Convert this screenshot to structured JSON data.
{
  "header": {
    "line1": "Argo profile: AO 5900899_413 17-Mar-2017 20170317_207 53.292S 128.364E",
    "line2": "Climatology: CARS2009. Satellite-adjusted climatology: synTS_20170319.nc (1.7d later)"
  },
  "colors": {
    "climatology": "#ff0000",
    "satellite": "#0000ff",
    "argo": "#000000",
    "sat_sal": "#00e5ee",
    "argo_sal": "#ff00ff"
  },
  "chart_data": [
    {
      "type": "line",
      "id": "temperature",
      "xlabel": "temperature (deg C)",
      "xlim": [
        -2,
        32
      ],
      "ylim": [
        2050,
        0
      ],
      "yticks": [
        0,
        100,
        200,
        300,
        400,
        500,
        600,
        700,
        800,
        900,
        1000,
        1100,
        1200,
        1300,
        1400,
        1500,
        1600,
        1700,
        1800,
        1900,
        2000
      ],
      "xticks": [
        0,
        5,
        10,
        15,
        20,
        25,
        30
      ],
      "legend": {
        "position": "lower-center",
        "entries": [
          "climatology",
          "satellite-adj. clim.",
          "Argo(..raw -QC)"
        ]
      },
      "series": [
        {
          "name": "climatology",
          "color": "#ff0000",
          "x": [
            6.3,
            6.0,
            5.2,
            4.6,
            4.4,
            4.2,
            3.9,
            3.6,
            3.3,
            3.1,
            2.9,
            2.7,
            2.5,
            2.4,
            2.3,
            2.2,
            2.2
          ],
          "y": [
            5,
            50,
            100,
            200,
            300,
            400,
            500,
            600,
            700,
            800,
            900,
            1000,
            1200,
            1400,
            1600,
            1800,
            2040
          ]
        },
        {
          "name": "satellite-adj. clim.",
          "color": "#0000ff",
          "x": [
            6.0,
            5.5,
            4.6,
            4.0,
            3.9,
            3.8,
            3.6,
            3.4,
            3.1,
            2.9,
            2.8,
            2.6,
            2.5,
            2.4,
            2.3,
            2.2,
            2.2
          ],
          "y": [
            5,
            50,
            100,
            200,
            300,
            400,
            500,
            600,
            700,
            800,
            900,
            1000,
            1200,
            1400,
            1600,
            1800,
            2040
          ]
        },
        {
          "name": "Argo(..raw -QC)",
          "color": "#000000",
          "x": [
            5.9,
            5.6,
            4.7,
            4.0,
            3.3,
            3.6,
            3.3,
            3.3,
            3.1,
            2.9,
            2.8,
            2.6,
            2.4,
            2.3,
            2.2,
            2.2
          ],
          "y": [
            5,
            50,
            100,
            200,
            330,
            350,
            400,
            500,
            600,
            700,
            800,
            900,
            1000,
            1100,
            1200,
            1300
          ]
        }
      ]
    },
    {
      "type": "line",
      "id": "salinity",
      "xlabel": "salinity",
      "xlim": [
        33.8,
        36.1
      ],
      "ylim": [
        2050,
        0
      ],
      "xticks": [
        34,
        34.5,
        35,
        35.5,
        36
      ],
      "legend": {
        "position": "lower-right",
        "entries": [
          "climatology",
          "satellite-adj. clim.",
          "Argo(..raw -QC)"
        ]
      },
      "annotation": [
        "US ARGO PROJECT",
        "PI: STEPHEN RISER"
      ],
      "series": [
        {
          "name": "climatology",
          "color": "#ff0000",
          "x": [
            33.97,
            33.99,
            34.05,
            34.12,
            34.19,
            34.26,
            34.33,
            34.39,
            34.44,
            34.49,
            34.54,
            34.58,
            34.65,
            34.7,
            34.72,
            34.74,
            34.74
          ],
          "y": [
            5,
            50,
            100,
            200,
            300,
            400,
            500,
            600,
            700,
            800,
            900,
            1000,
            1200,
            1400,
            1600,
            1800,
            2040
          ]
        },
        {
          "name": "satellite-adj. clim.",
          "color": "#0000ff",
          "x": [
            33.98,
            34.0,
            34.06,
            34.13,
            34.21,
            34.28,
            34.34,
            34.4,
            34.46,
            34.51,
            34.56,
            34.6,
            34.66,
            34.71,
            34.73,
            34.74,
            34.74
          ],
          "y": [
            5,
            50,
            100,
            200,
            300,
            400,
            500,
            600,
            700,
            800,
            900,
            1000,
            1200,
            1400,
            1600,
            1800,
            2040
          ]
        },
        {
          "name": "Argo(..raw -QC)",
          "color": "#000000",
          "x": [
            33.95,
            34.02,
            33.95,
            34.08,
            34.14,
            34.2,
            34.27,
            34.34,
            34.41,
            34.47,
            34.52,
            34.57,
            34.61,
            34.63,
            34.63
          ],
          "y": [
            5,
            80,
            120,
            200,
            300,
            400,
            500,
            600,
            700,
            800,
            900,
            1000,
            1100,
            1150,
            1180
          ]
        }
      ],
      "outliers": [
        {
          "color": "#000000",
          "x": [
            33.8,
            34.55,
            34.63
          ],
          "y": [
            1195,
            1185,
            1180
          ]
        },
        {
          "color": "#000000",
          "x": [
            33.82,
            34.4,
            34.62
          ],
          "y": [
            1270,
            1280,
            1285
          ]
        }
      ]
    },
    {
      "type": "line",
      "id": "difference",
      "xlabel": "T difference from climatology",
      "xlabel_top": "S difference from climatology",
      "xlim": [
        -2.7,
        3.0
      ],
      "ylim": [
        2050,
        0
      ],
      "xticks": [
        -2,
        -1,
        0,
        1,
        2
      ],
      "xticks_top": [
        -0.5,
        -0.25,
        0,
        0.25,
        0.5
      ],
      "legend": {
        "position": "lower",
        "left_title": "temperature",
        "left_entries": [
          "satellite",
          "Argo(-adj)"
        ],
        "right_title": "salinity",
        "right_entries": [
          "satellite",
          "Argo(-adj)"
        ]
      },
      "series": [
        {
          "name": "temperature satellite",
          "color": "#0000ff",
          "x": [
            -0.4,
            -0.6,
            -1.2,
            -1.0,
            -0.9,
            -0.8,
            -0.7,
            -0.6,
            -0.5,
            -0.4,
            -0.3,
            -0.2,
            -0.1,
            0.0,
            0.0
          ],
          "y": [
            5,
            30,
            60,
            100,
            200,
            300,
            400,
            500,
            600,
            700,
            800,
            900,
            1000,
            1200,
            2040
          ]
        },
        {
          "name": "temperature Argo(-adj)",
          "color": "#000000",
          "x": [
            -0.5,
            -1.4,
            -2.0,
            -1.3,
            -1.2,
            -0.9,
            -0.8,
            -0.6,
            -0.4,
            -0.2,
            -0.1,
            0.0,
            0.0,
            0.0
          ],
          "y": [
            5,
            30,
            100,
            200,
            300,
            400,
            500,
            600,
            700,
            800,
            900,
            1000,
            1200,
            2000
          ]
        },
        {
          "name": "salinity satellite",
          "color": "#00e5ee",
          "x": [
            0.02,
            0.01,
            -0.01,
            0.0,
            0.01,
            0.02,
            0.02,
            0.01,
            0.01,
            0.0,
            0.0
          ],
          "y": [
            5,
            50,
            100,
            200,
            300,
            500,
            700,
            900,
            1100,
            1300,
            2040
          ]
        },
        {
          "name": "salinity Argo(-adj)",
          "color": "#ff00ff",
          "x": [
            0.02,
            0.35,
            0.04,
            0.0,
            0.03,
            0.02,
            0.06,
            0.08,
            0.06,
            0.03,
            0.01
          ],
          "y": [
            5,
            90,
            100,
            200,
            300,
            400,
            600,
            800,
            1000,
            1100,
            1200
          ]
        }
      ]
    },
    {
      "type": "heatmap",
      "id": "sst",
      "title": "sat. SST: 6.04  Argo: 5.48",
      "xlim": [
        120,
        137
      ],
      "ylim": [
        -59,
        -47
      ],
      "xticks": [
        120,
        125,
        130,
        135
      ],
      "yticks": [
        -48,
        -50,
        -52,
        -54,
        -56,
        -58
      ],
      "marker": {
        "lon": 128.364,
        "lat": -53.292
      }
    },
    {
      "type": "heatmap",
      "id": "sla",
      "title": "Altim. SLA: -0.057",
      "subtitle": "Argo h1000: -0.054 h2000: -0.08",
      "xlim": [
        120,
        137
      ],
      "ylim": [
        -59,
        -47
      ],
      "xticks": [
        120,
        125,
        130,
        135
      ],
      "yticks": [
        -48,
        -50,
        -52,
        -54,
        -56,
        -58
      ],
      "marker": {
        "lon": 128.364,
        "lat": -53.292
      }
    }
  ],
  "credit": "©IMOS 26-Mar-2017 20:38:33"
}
★ ★ ★ ★ ★ ★ ★
| Aim of the task |
Tell how many lines of the material above hold "name", answering with a bare number.

| Correct output |
10